**DATA PROVIDED**:
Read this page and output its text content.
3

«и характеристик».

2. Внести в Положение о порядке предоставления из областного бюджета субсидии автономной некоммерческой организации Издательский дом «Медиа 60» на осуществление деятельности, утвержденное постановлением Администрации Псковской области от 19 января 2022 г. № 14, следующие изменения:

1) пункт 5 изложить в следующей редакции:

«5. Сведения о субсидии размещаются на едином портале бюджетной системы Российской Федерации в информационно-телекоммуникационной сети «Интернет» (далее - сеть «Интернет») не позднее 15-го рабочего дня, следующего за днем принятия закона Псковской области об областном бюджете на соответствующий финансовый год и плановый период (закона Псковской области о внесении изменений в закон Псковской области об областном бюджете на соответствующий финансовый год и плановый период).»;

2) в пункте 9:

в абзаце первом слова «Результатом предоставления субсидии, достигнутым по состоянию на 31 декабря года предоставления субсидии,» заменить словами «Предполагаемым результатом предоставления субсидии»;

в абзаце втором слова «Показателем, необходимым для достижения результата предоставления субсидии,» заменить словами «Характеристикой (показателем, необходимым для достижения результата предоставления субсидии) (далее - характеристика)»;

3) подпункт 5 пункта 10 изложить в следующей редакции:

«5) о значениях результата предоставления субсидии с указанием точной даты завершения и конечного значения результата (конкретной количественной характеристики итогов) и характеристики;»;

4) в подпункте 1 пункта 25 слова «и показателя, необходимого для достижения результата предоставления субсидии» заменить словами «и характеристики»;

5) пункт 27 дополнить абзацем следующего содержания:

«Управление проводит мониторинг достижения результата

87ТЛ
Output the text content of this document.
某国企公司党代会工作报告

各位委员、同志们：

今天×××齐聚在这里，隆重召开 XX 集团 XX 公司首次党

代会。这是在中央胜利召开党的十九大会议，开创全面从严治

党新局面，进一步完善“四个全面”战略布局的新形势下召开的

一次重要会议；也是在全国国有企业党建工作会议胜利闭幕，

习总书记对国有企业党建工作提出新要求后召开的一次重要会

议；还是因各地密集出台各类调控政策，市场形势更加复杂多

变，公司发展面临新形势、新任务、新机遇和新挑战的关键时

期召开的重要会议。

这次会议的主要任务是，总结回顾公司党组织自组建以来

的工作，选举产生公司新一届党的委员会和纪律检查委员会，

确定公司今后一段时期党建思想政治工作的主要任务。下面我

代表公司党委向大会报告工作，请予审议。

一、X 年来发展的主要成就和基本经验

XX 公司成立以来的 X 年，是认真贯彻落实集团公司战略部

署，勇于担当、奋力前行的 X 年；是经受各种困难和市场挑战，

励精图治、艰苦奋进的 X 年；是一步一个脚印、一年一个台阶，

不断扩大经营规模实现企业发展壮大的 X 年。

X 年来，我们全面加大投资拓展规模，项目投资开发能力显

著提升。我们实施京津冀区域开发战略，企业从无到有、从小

**SET PROBLEM**: Gather each line in the entries above where the string "словами" is found.

**EXERCISE SOLUTION**:
в абзаце первом слова «Результатом предоставления субсидии, достигнутым по состоянию на 31 декабря года предоставления субсидии,» заменить словами «Предполагаемым результатом предоставления субсидии»;
в абзаце втором слова «Показателем, необходимым для достижения результата предоставления субсидии,» заменить словами «Характеристикой (показателем, необходимым для достижения результата предоставления субсидии) (далее - характеристика)»;
4) в подпункте 1 пункта 25 слова «и показателя, необходимого для достижения результата предоставления субсидии» заменить словами «и характеристики»;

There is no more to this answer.